Repeat verbatim the lines of the data below, beginning with the line containing "Extract the structured" and continuing to the end.

Supplied records –
#####

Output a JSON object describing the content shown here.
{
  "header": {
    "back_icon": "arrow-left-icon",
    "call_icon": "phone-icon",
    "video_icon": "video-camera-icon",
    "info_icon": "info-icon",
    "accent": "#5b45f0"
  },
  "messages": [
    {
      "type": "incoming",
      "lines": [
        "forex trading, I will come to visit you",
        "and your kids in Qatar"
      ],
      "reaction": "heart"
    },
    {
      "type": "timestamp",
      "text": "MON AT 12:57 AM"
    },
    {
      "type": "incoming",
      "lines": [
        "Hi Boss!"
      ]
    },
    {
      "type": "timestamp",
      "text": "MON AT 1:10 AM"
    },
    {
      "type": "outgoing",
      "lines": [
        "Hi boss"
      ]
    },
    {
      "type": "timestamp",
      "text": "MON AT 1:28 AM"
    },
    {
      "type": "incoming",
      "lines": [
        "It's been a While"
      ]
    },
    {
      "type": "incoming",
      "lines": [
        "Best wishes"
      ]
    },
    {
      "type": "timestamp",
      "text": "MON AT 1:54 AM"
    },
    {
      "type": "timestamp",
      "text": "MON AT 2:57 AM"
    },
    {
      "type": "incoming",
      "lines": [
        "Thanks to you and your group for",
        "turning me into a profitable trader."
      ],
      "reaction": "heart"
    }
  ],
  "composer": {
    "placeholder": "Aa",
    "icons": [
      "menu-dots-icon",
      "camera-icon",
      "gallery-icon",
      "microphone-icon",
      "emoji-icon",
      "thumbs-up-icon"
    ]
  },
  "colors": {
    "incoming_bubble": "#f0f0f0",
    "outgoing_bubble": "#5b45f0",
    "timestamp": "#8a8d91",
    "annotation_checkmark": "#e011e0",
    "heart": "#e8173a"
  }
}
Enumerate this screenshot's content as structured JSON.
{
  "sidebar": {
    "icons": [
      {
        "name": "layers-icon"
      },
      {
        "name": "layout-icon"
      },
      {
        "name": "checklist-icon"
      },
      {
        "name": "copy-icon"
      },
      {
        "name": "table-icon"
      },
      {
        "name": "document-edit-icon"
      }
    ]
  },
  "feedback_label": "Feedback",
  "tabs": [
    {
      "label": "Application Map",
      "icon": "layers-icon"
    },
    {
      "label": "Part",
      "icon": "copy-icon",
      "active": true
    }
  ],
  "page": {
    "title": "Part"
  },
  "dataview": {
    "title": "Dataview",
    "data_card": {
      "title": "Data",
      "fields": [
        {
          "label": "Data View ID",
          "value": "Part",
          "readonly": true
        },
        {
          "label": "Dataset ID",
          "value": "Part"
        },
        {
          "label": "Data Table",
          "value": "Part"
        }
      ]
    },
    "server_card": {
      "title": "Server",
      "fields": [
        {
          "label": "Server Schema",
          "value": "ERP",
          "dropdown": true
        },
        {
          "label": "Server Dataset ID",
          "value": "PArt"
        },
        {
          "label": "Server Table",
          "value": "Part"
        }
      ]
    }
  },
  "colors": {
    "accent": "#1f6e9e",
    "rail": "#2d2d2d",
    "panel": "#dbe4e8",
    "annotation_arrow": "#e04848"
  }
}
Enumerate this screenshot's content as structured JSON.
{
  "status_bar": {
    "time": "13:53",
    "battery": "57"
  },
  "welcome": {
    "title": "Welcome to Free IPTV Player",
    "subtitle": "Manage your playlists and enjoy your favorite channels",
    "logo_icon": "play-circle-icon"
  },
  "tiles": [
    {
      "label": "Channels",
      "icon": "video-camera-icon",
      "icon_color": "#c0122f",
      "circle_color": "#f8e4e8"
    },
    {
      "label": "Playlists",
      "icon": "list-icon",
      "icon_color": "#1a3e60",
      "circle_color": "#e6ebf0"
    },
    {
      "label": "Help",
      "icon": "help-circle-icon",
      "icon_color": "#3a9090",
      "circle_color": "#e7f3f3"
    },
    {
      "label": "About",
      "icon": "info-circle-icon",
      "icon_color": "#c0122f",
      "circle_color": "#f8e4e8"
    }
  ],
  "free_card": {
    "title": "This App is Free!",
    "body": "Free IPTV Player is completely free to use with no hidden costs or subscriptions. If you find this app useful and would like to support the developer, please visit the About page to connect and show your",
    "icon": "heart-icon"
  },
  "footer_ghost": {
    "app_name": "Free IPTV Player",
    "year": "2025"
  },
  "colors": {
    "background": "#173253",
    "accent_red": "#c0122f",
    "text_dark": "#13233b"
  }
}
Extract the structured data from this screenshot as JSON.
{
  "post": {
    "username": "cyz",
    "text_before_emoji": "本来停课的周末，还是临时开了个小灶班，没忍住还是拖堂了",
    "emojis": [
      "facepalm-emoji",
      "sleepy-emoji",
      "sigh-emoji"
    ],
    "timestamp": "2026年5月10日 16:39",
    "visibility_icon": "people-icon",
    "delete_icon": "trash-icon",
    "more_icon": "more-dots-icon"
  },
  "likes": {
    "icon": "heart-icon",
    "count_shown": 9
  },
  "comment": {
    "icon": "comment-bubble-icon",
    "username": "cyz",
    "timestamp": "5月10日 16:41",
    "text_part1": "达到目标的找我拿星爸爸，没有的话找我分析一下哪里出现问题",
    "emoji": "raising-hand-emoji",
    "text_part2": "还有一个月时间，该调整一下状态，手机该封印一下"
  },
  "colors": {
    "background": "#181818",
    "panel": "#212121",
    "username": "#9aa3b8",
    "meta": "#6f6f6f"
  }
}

#####

Reply –
Extract the structured data from this screenshot as JSON.
{
  "post": {
    "username": "cyz",
    "text_before_emoji": "本来停课的周末，还是临时开了个小灶班，没忍住还是拖堂了",
    "emojis": [
      "facepalm-emoji",
      "sleepy-emoji",
      "sigh-emoji"
    ],
    "timestamp": "2026年5月10日 16:39",
    "visibility_icon": "people-icon",
    "delete_icon": "trash-icon",
    "more_icon": "more-dots-icon"
  },
  "likes": {
    "icon": "heart-icon",
    "count_shown": 9
  },
  "comment": {
    "icon": "comment-bubble-icon",
    "username": "cyz",
    "timestamp": "5月10日 16:41",
    "text_part1": "达到目标的找我拿星爸爸，没有的话找我分析一下哪里出现问题",
    "emoji": "raising-hand-emoji",
    "text_part2": "还有一个月时间，该调整一下状态，手机该封印一下"
  },
  "colors": {
    "background": "#181818",
    "panel": "#212121",
    "username": "#9aa3b8",
    "meta": "#6f6f6f"
  }
}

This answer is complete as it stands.